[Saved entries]
.....

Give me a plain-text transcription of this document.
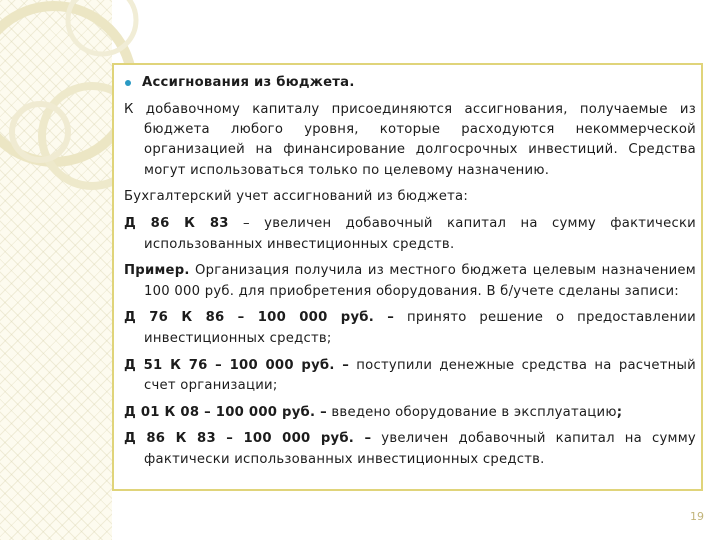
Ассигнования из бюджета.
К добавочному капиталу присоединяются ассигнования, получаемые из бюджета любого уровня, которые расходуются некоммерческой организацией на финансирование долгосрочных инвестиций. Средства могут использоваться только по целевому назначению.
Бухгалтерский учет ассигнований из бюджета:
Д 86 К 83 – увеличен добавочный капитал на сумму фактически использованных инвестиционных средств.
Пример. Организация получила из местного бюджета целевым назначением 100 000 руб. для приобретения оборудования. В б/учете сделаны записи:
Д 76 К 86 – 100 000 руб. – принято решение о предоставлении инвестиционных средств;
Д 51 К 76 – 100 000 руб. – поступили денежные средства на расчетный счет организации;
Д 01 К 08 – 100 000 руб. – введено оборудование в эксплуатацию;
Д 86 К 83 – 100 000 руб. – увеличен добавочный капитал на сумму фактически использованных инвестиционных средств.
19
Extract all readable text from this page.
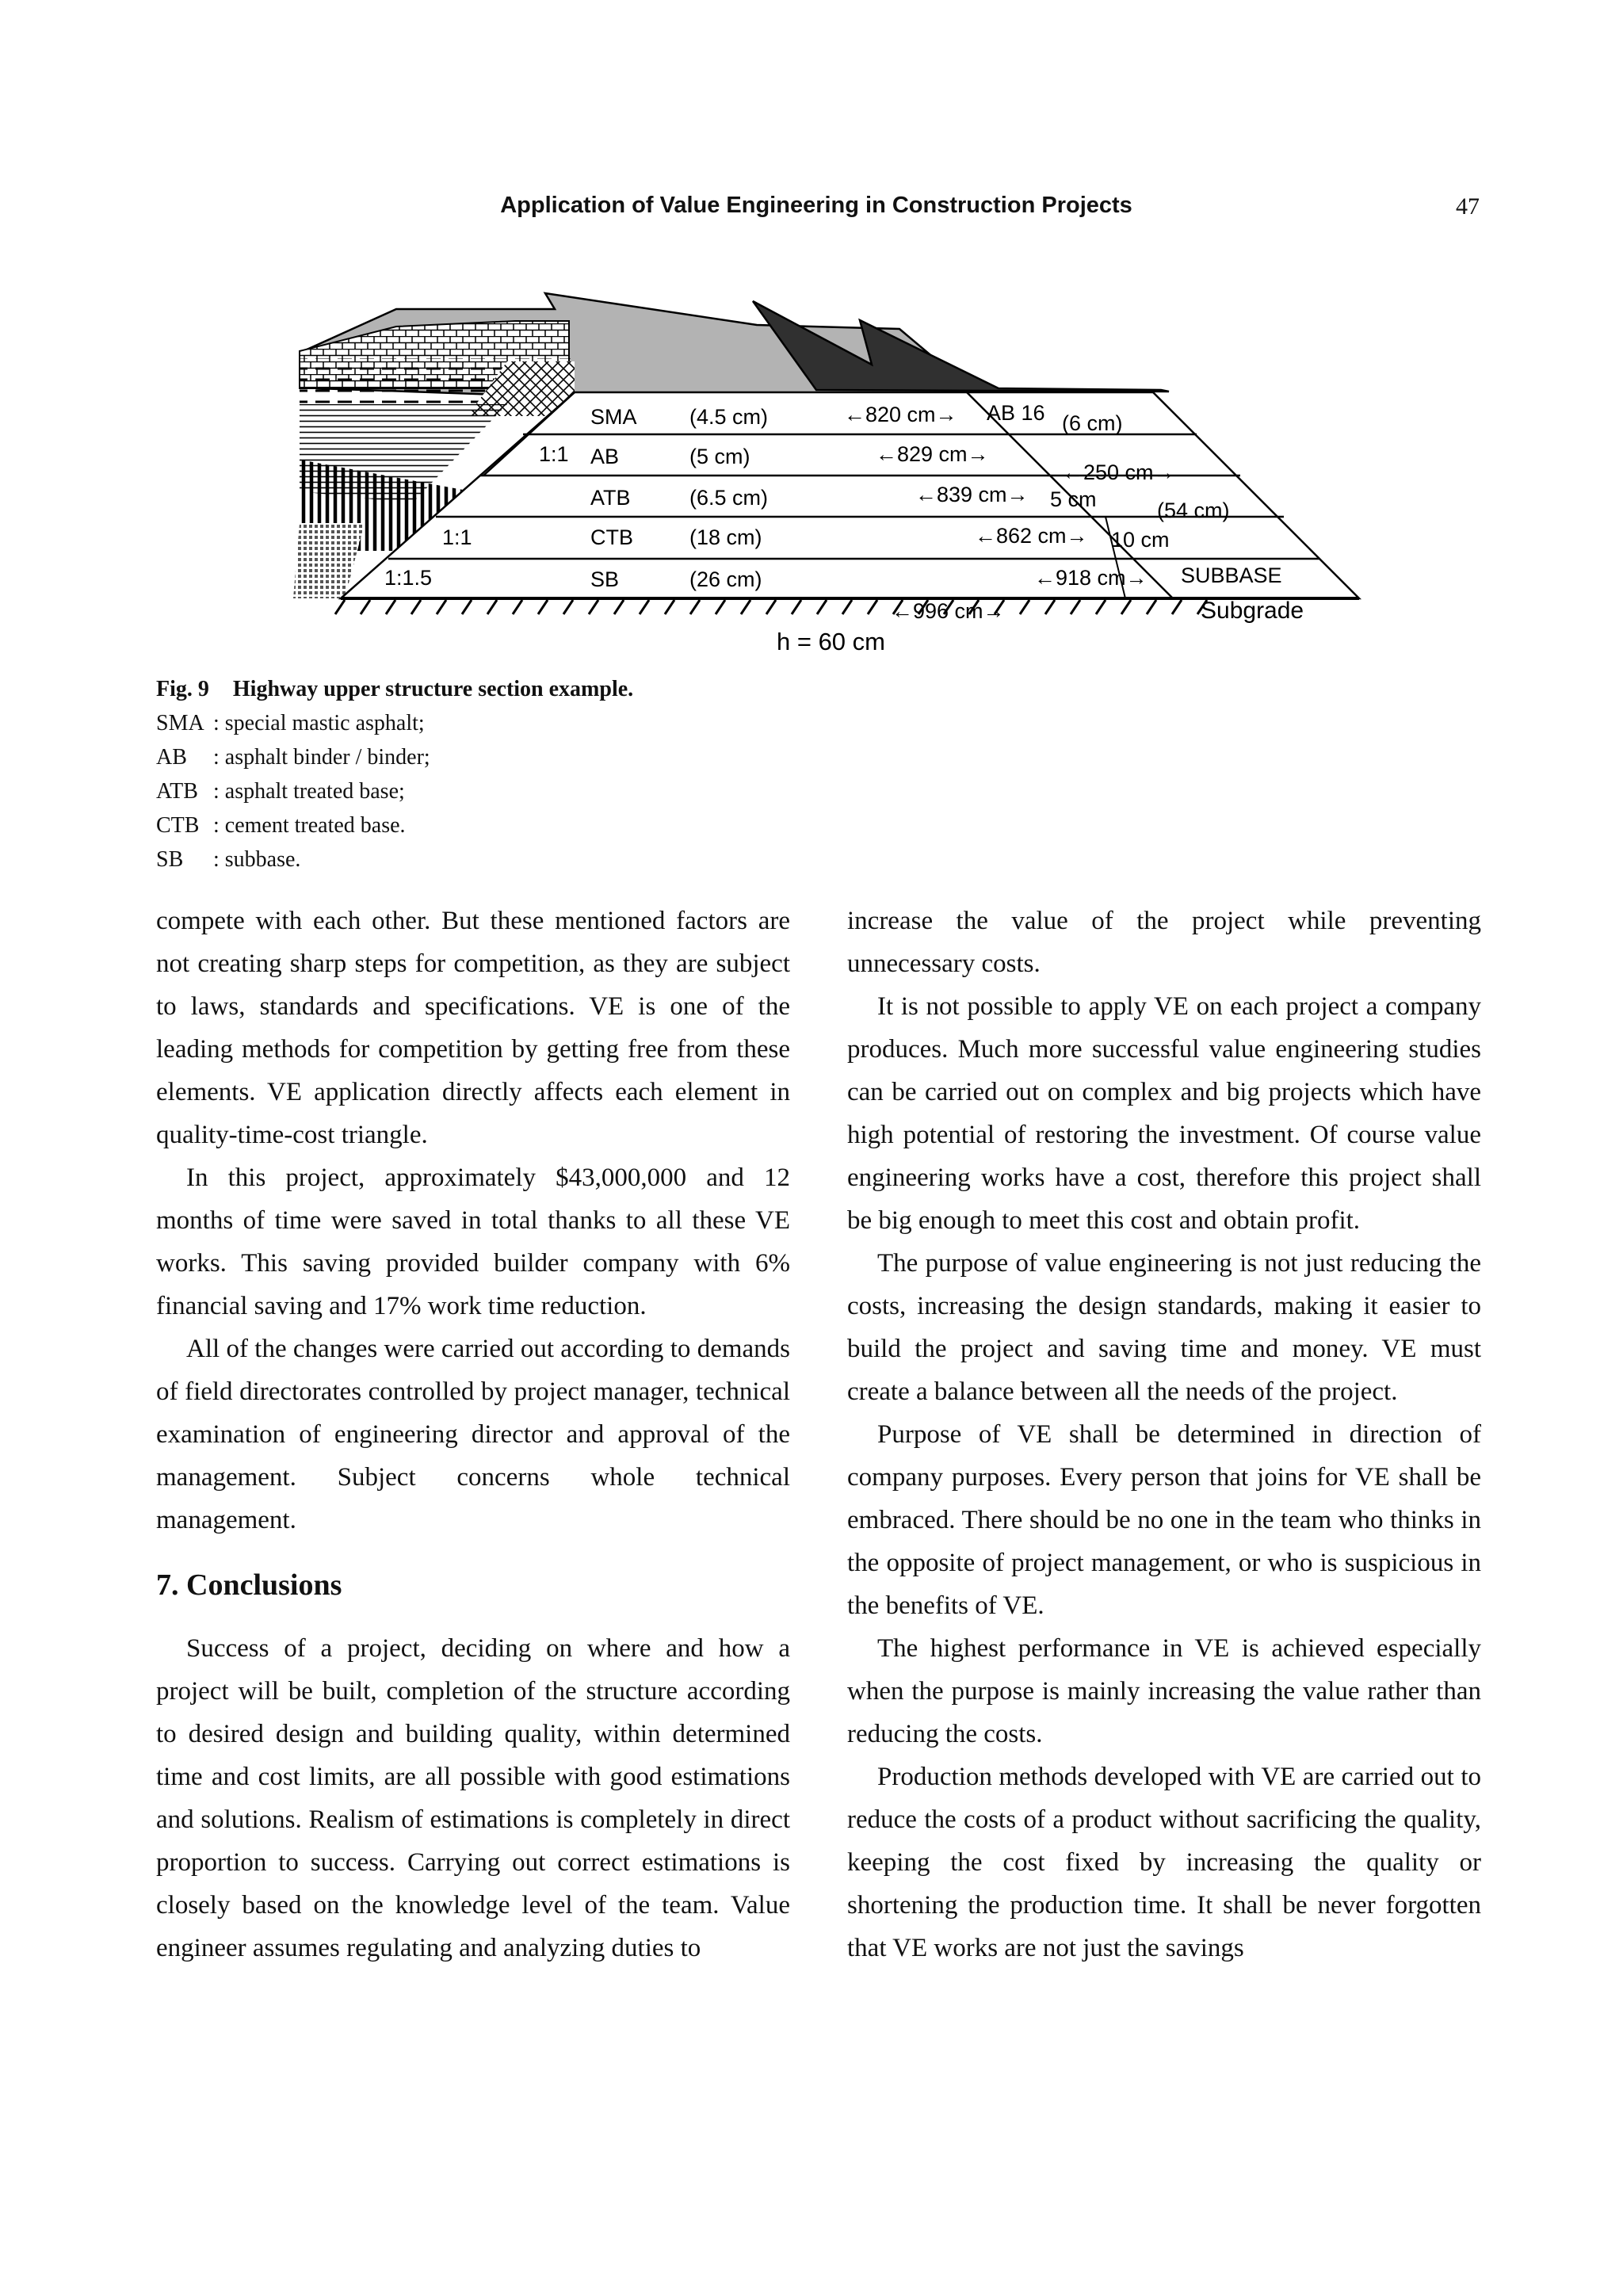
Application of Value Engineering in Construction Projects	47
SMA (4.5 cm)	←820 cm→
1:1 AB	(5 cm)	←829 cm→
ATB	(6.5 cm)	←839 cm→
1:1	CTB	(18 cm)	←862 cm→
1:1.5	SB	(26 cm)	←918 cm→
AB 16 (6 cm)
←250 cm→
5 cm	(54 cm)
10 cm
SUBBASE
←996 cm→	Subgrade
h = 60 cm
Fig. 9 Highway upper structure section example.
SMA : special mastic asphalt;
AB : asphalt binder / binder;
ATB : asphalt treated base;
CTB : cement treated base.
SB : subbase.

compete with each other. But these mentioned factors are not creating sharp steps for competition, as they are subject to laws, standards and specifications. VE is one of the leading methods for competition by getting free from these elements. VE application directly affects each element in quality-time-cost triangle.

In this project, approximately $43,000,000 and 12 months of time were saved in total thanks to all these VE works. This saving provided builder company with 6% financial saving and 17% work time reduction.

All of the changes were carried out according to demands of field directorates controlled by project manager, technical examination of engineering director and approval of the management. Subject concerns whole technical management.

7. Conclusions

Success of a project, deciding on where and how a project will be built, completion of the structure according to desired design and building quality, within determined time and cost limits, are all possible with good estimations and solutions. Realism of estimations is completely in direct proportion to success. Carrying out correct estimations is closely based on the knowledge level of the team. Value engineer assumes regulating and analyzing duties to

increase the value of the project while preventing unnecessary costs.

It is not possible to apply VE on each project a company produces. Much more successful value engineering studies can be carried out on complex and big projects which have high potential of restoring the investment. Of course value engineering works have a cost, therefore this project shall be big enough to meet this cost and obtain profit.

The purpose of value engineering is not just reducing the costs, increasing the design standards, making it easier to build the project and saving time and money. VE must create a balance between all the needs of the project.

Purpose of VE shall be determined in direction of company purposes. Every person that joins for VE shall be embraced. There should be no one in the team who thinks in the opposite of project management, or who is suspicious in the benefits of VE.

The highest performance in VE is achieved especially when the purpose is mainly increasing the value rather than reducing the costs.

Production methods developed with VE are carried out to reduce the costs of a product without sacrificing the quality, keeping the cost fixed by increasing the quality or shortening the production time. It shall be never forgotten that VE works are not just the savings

.....

* **Stated problem**
Write out the listing word for word, omitting the pictures it holds.

* **Response below**
Give me a plain-text transcription of this document.
Ассигнования из бюджета.
К добавочному капиталу присоединяются ассигнования, получаемые из бюджета любого уровня, которые расходуются некоммерческой организацией на финансирование долгосрочных инвестиций. Средства могут использоваться только по целевому назначению.
Бухгалтерский учет ассигнований из бюджета:
Д 86 К 83 – увеличен добавочный капитал на сумму фактически использованных инвестиционных средств.
Пример. Организация получила из местного бюджета целевым назначением 100 000 руб. для приобретения оборудования. В б/учете сделаны записи:
Д 76 К 86 – 100 000 руб. – принято решение о предоставлении инвестиционных средств;
Д 51 К 76 – 100 000 руб. – поступили денежные средства на расчетный счет организации;
Д 01 К 08 – 100 000 руб. – введено оборудование в эксплуатацию;
Д 86 К 83 – 100 000 руб. – увеличен добавочный капитал на сумму фактически использованных инвестиционных средств.
19
Extract all readable text from this page.
Application of Value Engineering in Construction Projects	47
SMA (4.5 cm)	←820 cm→
1:1 AB	(5 cm)	←829 cm→
ATB	(6.5 cm)	←839 cm→
1:1	CTB	(18 cm)	←862 cm→
1:1.5	SB	(26 cm)	←918 cm→
AB 16 (6 cm)
←250 cm→
5 cm	(54 cm)
10 cm
SUBBASE
←996 cm→	Subgrade
h = 60 cm
Fig. 9 Highway upper structure section example.
SMA : special mastic asphalt;
AB : asphalt binder / binder;
ATB : asphalt treated base;
CTB : cement treated base.
SB : subbase.

compete with each other. But these mentioned factors are not creating sharp steps for competition, as they are subject to laws, standards and specifications. VE is one of the leading methods for competition by getting free from these elements. VE application directly affects each element in quality-time-cost triangle.

In this project, approximately $43,000,000 and 12 months of time were saved in total thanks to all these VE works. This saving provided builder company with 6% financial saving and 17% work time reduction.

All of the changes were carried out according to demands of field directorates controlled by project manager, technical examination of engineering director and approval of the management. Subject concerns whole technical management.

7. Conclusions

Success of a project, deciding on where and how a project will be built, completion of the structure according to desired design and building quality, within determined time and cost limits, are all possible with good estimations and solutions. Realism of estimations is completely in direct proportion to success. Carrying out correct estimations is closely based on the knowledge level of the team. Value engineer assumes regulating and analyzing duties to

increase the value of the project while preventing unnecessary costs.

It is not possible to apply VE on each project a company produces. Much more successful value engineering studies can be carried out on complex and big projects which have high potential of restoring the investment. Of course value engineering works have a cost, therefore this project shall be big enough to meet this cost and obtain profit.

The purpose of value engineering is not just reducing the costs, increasing the design standards, making it easier to build the project and saving time and money. VE must create a balance between all the needs of the project.

Purpose of VE shall be determined in direction of company purposes. Every person that joins for VE shall be embraced. There should be no one in the team who thinks in the opposite of project management, or who is suspicious in the benefits of VE.

The highest performance in VE is achieved especially when the purpose is mainly increasing the value rather than reducing the costs.

Production methods developed with VE are carried out to reduce the costs of a product without sacrificing the quality, keeping the cost fixed by increasing the quality or shortening the production time. It shall be never forgotten that VE works are not just the savings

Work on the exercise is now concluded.